Goal => Copy out the complete listing, word for word.

Input for this task =>
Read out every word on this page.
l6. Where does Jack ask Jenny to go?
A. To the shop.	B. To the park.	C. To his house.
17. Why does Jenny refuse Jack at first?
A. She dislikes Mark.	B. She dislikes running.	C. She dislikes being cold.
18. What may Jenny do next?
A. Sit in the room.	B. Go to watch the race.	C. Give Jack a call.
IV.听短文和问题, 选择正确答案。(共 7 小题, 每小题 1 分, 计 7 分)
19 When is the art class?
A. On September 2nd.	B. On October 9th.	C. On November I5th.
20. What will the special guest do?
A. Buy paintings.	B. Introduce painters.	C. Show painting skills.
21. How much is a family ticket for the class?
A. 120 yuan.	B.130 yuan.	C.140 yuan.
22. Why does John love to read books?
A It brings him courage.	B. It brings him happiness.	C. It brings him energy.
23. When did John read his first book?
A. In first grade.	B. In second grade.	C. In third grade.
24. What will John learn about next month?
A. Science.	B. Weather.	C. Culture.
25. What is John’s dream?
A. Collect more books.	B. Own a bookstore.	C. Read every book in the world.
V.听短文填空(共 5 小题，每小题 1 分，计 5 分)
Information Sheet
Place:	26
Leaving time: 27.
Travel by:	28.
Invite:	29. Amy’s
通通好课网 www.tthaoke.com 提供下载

Result below =>
Read out every word on this page.
l6. Where does Jack ask Jenny to go?
A. To the shop.	B. To the park.	C. To his house.
17. Why does Jenny refuse Jack at first?
A. She dislikes Mark.	B. She dislikes running.	C. She dislikes being cold.
18. What may Jenny do next?
A. Sit in the room.	B. Go to watch the race.	C. Give Jack a call.
IV.听短文和问题, 选择正确答案。(共 7 小题, 每小题 1 分, 计 7 分)
19 When is the art class?
A. On September 2nd.	B. On October 9th.	C. On November I5th.
20. What will the special guest do?
A. Buy paintings.	B. Introduce painters.	C. Show painting skills.
21. How much is a family ticket for the class?
A. 120 yuan.	B.130 yuan.	C.140 yuan.
22. Why does John love to read books?
A It brings him courage.	B. It brings him happiness.	C. It brings him energy.
23. When did John read his first book?
A. In first grade.	B. In second grade.	C. In third grade.
24. What will John learn about next month?
A. Science.	B. Weather.	C. Culture.
25. What is John’s dream?
A. Collect more books.	B. Own a bookstore.	C. Read every book in the world.
V.听短文填空(共 5 小题，每小题 1 分，计 5 分)
Information Sheet
Place:	26
Leaving time: 27.
Travel by:	28.
Invite:	29. Amy’s
通通好课网 www.tthaoke.com 提供下载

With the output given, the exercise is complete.